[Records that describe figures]
<<<<

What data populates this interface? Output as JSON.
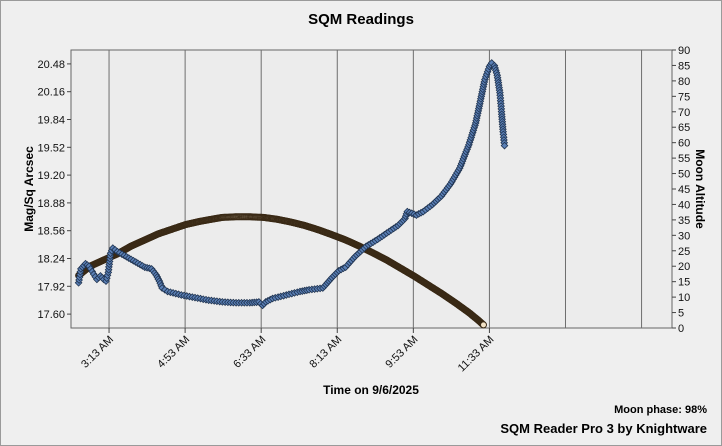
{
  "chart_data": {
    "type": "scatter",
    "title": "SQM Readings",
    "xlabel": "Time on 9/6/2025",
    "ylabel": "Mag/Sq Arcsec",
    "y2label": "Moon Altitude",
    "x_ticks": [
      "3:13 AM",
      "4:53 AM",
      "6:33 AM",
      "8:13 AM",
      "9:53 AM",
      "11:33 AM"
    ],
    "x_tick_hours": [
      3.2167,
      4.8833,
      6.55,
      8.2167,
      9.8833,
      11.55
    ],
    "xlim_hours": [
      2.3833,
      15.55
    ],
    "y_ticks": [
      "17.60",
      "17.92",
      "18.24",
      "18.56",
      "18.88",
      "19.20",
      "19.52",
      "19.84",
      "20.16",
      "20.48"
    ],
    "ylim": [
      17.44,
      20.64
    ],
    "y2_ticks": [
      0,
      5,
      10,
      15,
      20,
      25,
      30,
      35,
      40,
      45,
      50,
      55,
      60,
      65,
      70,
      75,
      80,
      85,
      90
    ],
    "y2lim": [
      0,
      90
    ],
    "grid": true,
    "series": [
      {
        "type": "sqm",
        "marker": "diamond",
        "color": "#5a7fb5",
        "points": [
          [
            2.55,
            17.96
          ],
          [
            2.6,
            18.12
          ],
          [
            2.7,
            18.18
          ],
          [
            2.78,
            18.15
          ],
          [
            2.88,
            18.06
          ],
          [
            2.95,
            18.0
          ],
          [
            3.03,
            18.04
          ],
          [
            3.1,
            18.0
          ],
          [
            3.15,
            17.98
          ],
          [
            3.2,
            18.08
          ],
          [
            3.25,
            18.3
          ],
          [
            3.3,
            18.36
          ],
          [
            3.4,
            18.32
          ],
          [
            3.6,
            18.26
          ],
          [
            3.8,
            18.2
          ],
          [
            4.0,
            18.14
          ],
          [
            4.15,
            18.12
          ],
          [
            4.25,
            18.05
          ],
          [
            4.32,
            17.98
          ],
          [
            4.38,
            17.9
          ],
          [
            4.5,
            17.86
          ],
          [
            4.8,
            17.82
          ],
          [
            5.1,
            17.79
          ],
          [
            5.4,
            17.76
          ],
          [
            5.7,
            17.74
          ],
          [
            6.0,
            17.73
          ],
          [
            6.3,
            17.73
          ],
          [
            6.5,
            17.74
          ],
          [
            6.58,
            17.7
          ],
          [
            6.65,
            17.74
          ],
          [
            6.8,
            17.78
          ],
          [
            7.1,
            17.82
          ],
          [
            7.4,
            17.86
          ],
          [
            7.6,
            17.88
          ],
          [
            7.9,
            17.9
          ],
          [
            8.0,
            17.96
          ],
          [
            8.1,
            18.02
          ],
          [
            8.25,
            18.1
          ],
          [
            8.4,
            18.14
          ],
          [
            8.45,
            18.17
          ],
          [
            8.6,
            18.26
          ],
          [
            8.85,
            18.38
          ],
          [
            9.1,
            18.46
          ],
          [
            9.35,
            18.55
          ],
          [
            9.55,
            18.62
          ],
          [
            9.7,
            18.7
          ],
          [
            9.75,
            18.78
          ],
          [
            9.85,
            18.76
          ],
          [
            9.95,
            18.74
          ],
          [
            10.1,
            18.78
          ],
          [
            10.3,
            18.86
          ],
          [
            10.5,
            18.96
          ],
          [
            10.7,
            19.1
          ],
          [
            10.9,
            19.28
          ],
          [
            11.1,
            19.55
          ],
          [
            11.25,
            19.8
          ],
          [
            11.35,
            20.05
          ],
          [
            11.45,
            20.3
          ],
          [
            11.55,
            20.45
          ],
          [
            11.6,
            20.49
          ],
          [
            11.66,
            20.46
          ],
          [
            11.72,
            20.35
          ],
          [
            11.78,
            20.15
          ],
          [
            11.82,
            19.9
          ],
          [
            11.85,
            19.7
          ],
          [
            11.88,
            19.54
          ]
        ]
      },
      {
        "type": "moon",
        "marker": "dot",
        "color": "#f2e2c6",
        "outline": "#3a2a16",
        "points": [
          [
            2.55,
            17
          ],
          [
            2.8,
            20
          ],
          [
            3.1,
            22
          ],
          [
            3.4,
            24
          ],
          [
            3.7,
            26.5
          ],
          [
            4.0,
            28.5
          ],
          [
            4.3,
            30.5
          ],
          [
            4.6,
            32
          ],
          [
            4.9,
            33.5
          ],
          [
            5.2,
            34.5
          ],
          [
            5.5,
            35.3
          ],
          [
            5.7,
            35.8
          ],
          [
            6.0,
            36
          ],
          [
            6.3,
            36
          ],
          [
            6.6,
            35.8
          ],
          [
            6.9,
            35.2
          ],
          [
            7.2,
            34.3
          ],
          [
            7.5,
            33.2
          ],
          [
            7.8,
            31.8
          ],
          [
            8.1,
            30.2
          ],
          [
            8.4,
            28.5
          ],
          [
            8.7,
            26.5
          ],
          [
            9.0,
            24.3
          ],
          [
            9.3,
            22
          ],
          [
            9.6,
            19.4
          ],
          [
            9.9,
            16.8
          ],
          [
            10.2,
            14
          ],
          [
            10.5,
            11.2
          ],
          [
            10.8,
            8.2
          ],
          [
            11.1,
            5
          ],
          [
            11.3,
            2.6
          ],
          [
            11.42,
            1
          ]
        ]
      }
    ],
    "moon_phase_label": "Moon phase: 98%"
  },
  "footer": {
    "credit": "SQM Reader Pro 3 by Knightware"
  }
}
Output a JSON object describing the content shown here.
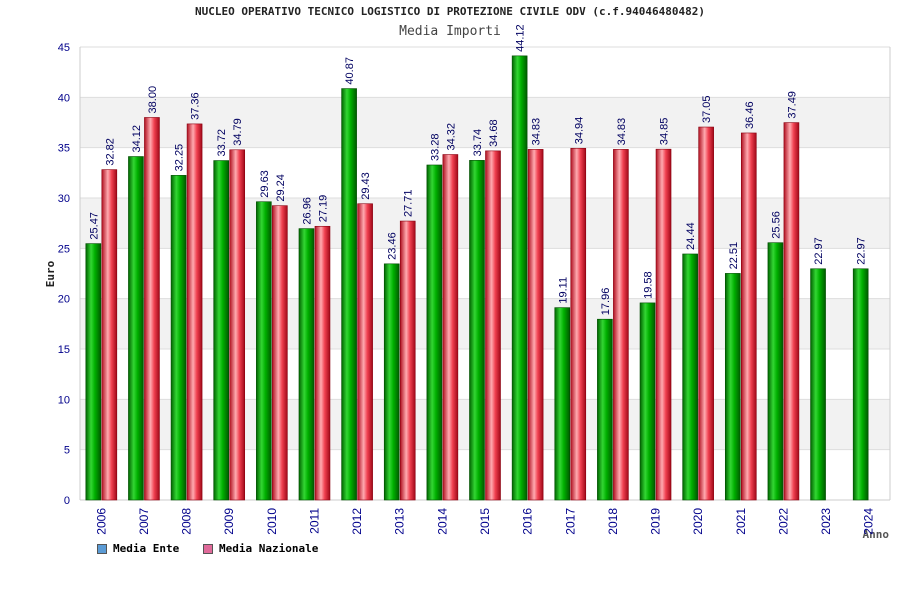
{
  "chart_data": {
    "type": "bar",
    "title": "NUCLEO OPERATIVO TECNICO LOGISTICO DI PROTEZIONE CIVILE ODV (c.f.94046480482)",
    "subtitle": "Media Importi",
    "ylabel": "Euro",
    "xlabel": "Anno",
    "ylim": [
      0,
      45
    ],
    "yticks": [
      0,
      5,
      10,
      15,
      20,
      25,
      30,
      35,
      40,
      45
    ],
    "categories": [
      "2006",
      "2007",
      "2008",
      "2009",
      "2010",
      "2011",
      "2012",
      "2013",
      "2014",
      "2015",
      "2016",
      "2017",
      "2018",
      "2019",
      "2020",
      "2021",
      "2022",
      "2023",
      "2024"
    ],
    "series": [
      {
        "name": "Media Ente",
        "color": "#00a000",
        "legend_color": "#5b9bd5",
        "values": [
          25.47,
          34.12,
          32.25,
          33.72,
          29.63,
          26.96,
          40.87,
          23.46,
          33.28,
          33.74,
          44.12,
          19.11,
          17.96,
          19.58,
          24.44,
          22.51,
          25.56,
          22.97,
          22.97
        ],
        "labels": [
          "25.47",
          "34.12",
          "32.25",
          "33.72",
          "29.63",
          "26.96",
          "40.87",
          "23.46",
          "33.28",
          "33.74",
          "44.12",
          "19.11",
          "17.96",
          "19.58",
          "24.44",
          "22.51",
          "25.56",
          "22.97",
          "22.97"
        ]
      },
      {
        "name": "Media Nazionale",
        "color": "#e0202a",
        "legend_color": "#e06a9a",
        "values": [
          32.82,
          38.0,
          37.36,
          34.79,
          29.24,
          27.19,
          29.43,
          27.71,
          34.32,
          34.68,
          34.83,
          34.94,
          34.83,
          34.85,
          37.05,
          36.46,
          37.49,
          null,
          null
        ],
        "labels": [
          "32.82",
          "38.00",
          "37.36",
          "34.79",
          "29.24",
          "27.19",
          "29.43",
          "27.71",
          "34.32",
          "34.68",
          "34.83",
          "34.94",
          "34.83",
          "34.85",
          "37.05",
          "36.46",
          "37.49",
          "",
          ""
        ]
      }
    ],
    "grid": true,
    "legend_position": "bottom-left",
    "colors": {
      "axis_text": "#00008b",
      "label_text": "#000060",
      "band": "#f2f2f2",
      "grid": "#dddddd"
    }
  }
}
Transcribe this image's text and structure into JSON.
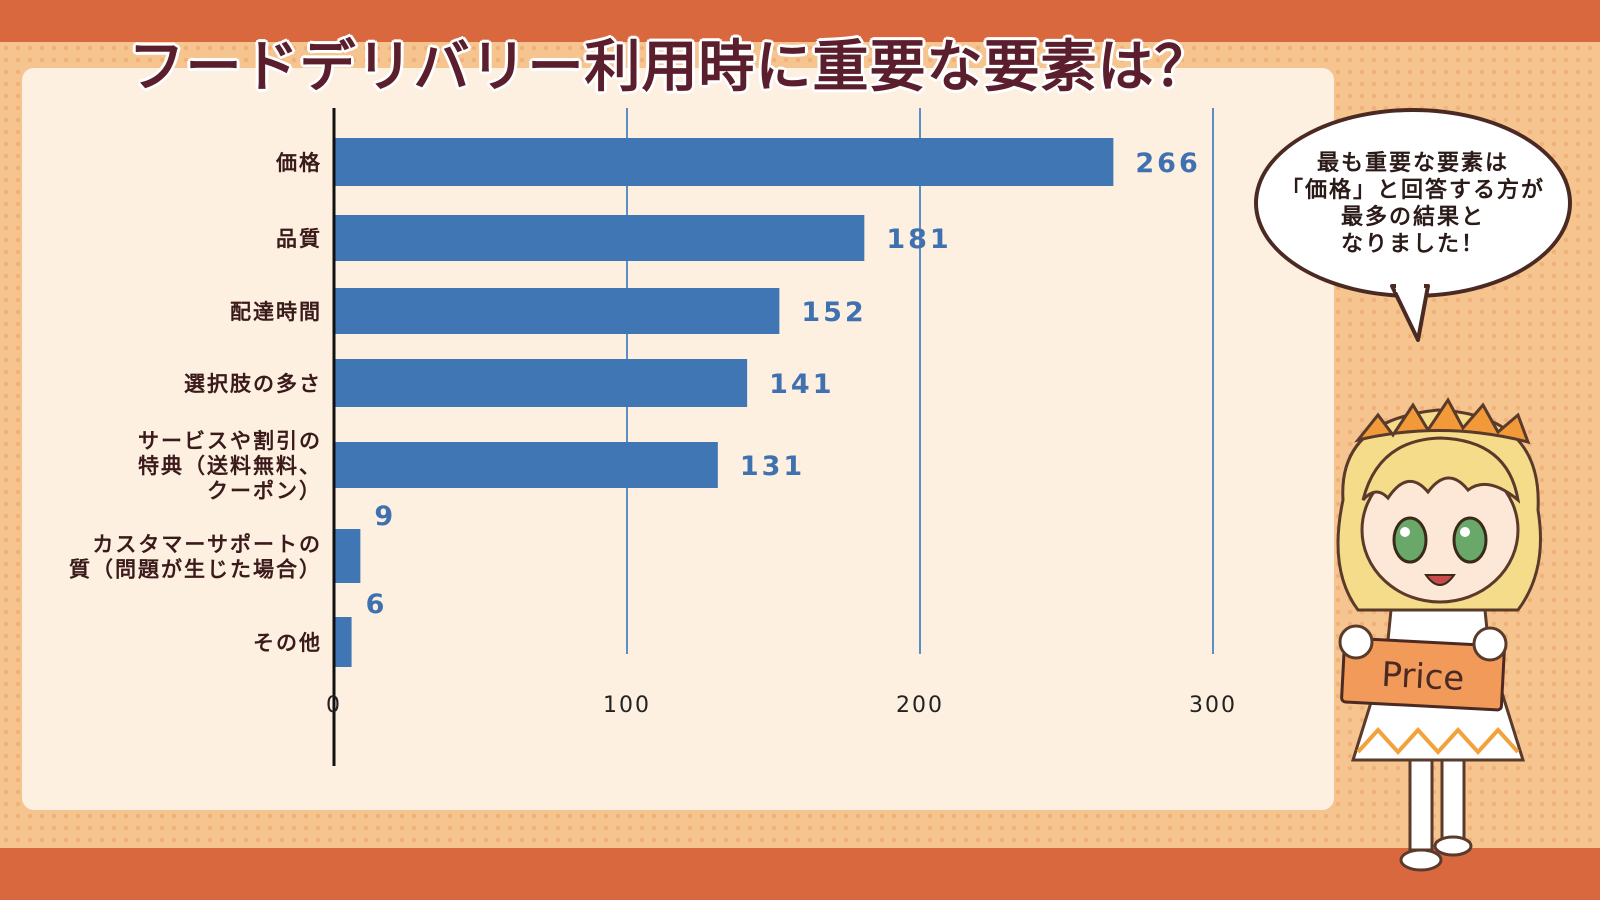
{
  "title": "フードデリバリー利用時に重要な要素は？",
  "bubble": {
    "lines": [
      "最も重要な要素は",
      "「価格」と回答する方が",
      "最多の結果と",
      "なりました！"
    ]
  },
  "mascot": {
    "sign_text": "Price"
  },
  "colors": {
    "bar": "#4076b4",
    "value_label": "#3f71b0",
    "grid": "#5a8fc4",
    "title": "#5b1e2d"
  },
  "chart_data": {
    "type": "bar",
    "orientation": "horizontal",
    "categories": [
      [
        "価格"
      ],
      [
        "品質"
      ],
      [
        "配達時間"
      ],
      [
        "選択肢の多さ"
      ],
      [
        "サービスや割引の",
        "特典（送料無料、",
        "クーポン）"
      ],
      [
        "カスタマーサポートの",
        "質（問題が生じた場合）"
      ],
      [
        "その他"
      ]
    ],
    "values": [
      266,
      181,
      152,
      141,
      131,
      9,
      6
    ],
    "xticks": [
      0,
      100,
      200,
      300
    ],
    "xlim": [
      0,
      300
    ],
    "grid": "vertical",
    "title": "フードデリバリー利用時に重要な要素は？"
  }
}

>>>>

Goal of the exercise: Give only the number of lines in the data that hold the string "JSON".

The reply: 3